Aim of the task - Restate the material word for word and leave out anything that is a picture.
• • • • • • •
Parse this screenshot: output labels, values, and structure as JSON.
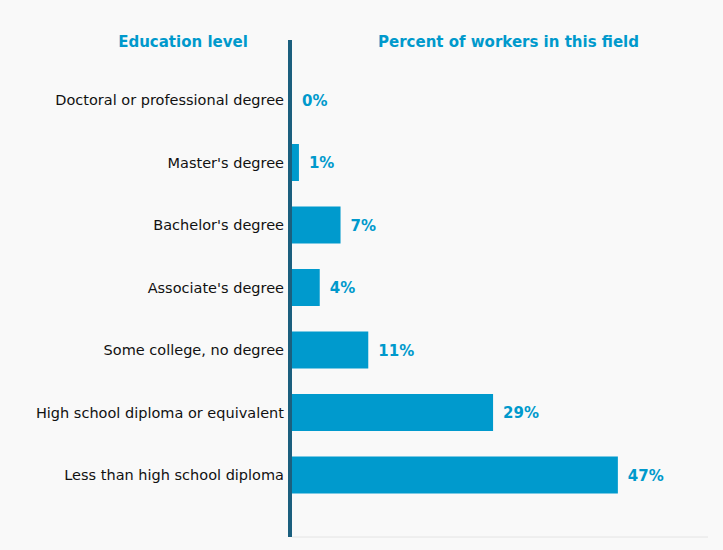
{
  "chart_data": {
    "type": "bar",
    "orientation": "horizontal",
    "ylabel": "Education level",
    "xlabel": "Percent of workers in this field",
    "categories": [
      "Doctoral or professional degree",
      "Master's degree",
      "Bachelor's degree",
      "Associate's degree",
      "Some college, no degree",
      "High school diploma or equivalent",
      "Less than high school diploma"
    ],
    "values": [
      0,
      1,
      7,
      4,
      11,
      29,
      47
    ],
    "value_labels": [
      "0%",
      "1%",
      "7%",
      "4%",
      "11%",
      "29%",
      "47%"
    ],
    "color": "#009acd",
    "xlim": [
      0,
      60
    ],
    "grid": false,
    "data_labels": true,
    "tick_labels": "y"
  }
}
• • • • • • •
Response for this exercise -
Parse this screenshot: output labels, values, and structure as JSON.
{
  "chart_data": {
    "type": "bar",
    "orientation": "horizontal",
    "ylabel": "Education level",
    "xlabel": "Percent of workers in this field",
    "categories": [
      "Doctoral or professional degree",
      "Master's degree",
      "Bachelor's degree",
      "Associate's degree",
      "Some college, no degree",
      "High school diploma or equivalent",
      "Less than high school diploma"
    ],
    "values": [
      0,
      1,
      7,
      4,
      11,
      29,
      47
    ],
    "value_labels": [
      "0%",
      "1%",
      "7%",
      "4%",
      "11%",
      "29%",
      "47%"
    ],
    "color": "#009acd",
    "xlim": [
      0,
      60
    ],
    "grid": false,
    "data_labels": true,
    "tick_labels": "y"
  }
}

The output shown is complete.